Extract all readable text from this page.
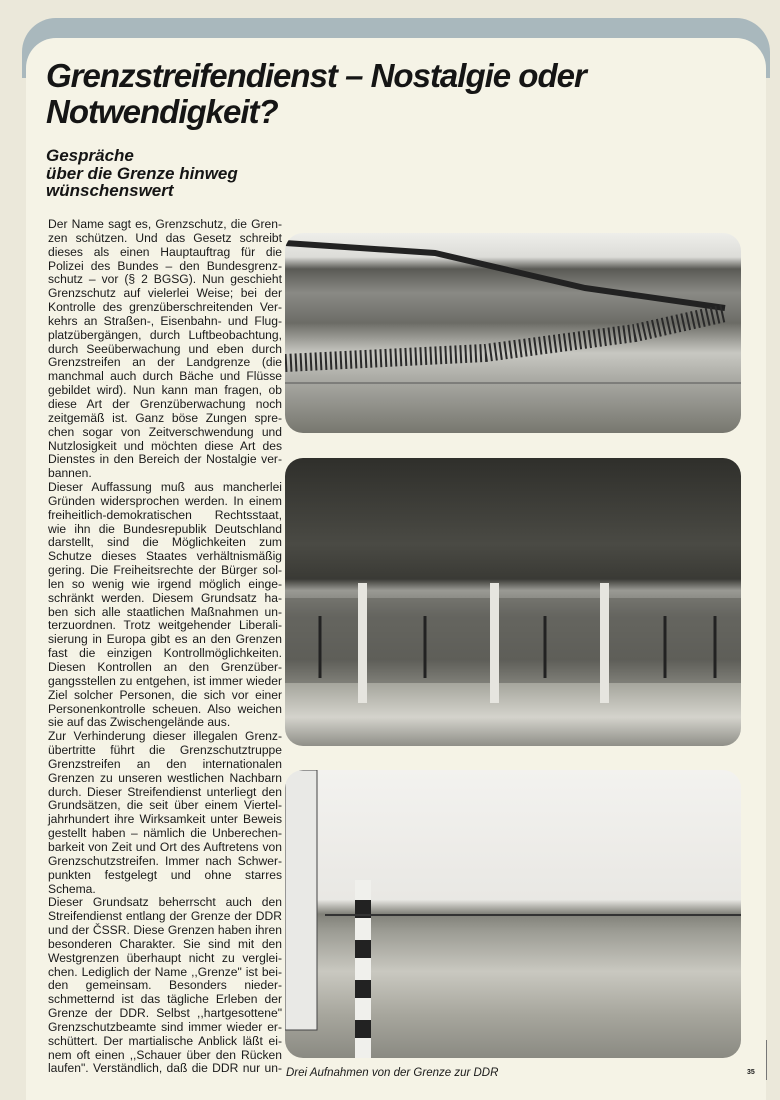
Grenzstreifendienst – Nostalgie oder
Notwendigkeit?
Gespräche
über die Grenze hinweg
wünschenswert
Der Name sagt es, Grenzschutz, die Gren-
zen schützen. Und das Gesetz schreibt
dieses als einen Hauptauftrag für die
Polizei des Bundes – den Bundesgrenz-
schutz – vor (§ 2 BGSG). Nun geschieht
Grenzschutz auf vielerlei Weise; bei der
Kontrolle des grenzüberschreitenden Ver-
kehrs an Straßen-, Eisenbahn- und Flug-
platzübergängen, durch Luftbeobachtung,
durch Seeüberwachung und eben durch
Grenzstreifen an der Landgrenze (die
manchmal auch durch Bäche und Flüsse
gebildet wird). Nun kann man fragen, ob
diese Art der Grenzüberwachung noch
zeitgemäß ist. Ganz böse Zungen spre-
chen sogar von Zeitverschwendung und
Nutzlosigkeit und möchten diese Art des
Dienstes in den Bereich der Nostalgie ver-
bannen.
Dieser Auffassung muß aus mancherlei
Gründen widersprochen werden. In einem
freiheitlich-demokratischen Rechtsstaat,
wie ihn die Bundesrepublik Deutschland
darstellt, sind die Möglichkeiten zum
Schutze dieses Staates verhältnismäßig
gering. Die Freiheitsrechte der Bürger sol-
len so wenig wie irgend möglich einge-
schränkt werden. Diesem Grundsatz ha-
ben sich alle staatlichen Maßnahmen un-
terzuordnen. Trotz weitgehender Liberali-
sierung in Europa gibt es an den Grenzen
fast die einzigen Kontrollmöglichkeiten.
Diesen Kontrollen an den Grenzüber-
gangsstellen zu entgehen, ist immer wieder
Ziel solcher Personen, die sich vor einer
Personenkontrolle scheuen. Also weichen
sie auf das Zwischengelände aus.
Zur Verhinderung dieser illegalen Grenz-
übertritte führt die Grenzschutztruppe
Grenzstreifen an den internationalen
Grenzen zu unseren westlichen Nachbarn
durch. Dieser Streifendienst unterliegt den
Grundsätzen, die seit über einem Viertel-
jahrhundert ihre Wirksamkeit unter Beweis
gestellt haben – nämlich die Unberechen-
barkeit von Zeit und Ort des Auftretens von
Grenzschutzstreifen. Immer nach Schwer-
punkten festgelegt und ohne starres
Schema.
Dieser Grundsatz beherrscht auch den
Streifendienst entlang der Grenze der DDR
und der ČSSR. Diese Grenzen haben ihren
besonderen Charakter. Sie sind mit den
Westgrenzen überhaupt nicht zu verglei-
chen. Lediglich der Name ,,Grenze" ist bei-
den gemeinsam. Besonders nieder-
schmetternd ist das tägliche Erleben der
Grenze der DDR. Selbst ,,hartgesottene"
Grenzschutzbeamte sind immer wieder er-
schüttert. Der martialische Anblick läßt ei-
nem oft einen ,,Schauer über den Rücken
laufen". Verständlich, daß die DDR nur un- Drei Aufnahmen von der Grenze zur DDR	35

_ _ _ _ _

EXERCISE AIM:
How many lines in the data contain the string "Name"? Respond with the number only.

THE REPLY:
2